Instruction: Print out the material that follows word for word.

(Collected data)
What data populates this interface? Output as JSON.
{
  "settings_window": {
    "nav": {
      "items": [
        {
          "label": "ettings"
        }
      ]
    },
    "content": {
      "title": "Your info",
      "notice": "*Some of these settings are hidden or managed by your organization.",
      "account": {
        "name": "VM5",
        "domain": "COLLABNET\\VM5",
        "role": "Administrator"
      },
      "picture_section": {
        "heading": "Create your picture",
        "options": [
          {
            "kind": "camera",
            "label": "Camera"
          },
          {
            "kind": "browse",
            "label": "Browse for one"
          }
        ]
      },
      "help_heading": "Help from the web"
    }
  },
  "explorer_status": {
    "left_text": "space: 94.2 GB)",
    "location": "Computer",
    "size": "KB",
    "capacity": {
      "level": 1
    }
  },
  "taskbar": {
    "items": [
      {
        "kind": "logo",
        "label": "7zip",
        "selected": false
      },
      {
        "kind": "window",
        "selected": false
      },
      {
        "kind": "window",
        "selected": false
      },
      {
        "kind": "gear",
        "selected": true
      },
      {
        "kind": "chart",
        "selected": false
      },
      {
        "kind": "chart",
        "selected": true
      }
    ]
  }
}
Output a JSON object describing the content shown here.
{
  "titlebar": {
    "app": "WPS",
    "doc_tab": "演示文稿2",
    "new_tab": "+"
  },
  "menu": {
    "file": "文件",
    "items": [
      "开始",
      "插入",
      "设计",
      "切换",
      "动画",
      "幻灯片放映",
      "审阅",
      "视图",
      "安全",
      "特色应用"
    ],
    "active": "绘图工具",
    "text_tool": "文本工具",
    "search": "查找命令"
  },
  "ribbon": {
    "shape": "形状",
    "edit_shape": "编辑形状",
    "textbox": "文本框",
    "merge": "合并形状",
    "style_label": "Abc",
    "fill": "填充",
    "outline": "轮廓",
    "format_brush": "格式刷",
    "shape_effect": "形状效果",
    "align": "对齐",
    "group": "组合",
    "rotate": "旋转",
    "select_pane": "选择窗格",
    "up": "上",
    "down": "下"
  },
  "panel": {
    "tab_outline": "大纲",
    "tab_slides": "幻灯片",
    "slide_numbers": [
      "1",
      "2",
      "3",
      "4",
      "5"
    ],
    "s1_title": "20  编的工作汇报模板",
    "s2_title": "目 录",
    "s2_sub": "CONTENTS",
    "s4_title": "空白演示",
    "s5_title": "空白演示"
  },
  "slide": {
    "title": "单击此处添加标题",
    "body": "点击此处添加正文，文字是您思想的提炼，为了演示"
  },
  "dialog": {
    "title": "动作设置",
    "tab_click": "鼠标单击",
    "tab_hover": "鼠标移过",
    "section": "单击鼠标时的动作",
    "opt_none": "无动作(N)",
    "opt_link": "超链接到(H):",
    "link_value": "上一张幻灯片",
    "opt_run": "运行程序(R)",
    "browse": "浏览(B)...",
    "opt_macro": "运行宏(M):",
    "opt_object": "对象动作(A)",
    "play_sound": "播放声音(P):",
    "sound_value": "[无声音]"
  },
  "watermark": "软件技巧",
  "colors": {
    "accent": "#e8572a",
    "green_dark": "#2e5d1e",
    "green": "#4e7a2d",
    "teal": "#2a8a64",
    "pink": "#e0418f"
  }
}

In response:
What data populates this interface? Output as JSON.
{
  "settings_window": {
    "nav": {
      "items": [
        {
          "label": "ettings"
        }
      ]
    },
    "content": {
      "title": "Your info",
      "notice": "*Some of these settings are hidden or managed by your organization.",
      "account": {
        "name": "VM5",
        "domain": "COLLABNET\\VM5",
        "role": "Administrator"
      },
      "picture_section": {
        "heading": "Create your picture",
        "options": [
          {
            "kind": "camera",
            "label": "Camera"
          },
          {
            "kind": "browse",
            "label": "Browse for one"
          }
        ]
      },
      "help_heading": "Help from the web"
    }
  },
  "explorer_status": {
    "left_text": "space: 94.2 GB)",
    "location": "Computer",
    "size": "KB",
    "capacity": {
      "level": 1
    }
  },
  "taskbar": {
    "items": [
      {
        "kind": "logo",
        "label": "7zip",
        "selected": false
      },
      {
        "kind": "window",
        "selected": false
      },
      {
        "kind": "window",
        "selected": false
      },
      {
        "kind": "gear",
        "selected": true
      },
      {
        "kind": "chart",
        "selected": false
      },
      {
        "kind": "chart",
        "selected": true
      }
    ]
  }
}
Output a JSON object describing the content shown here.
{
  "titlebar": {
    "app": "WPS",
    "doc_tab": "演示文稿2",
    "new_tab": "+"
  },
  "menu": {
    "file": "文件",
    "items": [
      "开始",
      "插入",
      "设计",
      "切换",
      "动画",
      "幻灯片放映",
      "审阅",
      "视图",
      "安全",
      "特色应用"
    ],
    "active": "绘图工具",
    "text_tool": "文本工具",
    "search": "查找命令"
  },
  "ribbon": {
    "shape": "形状",
    "edit_shape": "编辑形状",
    "textbox": "文本框",
    "merge": "合并形状",
    "style_label": "Abc",
    "fill": "填充",
    "outline": "轮廓",
    "format_brush": "格式刷",
    "shape_effect": "形状效果",
    "align": "对齐",
    "group": "组合",
    "rotate": "旋转",
    "select_pane": "选择窗格",
    "up": "上",
    "down": "下"
  },
  "panel": {
    "tab_outline": "大纲",
    "tab_slides": "幻灯片",
    "slide_numbers": [
      "1",
      "2",
      "3",
      "4",
      "5"
    ],
    "s1_title": "20  编的工作汇报模板",
    "s2_title": "目 录",
    "s2_sub": "CONTENTS",
    "s4_title": "空白演示",
    "s5_title": "空白演示"
  },
  "slide": {
    "title": "单击此处添加标题",
    "body": "点击此处添加正文，文字是您思想的提炼，为了演示"
  },
  "dialog": {
    "title": "动作设置",
    "tab_click": "鼠标单击",
    "tab_hover": "鼠标移过",
    "section": "单击鼠标时的动作",
    "opt_none": "无动作(N)",
    "opt_link": "超链接到(H):",
    "link_value": "上一张幻灯片",
    "opt_run": "运行程序(R)",
    "browse": "浏览(B)...",
    "opt_macro": "运行宏(M):",
    "opt_object": "对象动作(A)",
    "play_sound": "播放声音(P):",
    "sound_value": "[无声音]"
  },
  "watermark": "软件技巧",
  "colors": {
    "accent": "#e8572a",
    "green_dark": "#2e5d1e",
    "green": "#4e7a2d",
    "teal": "#2a8a64",
    "pink": "#e0418f"
  }
}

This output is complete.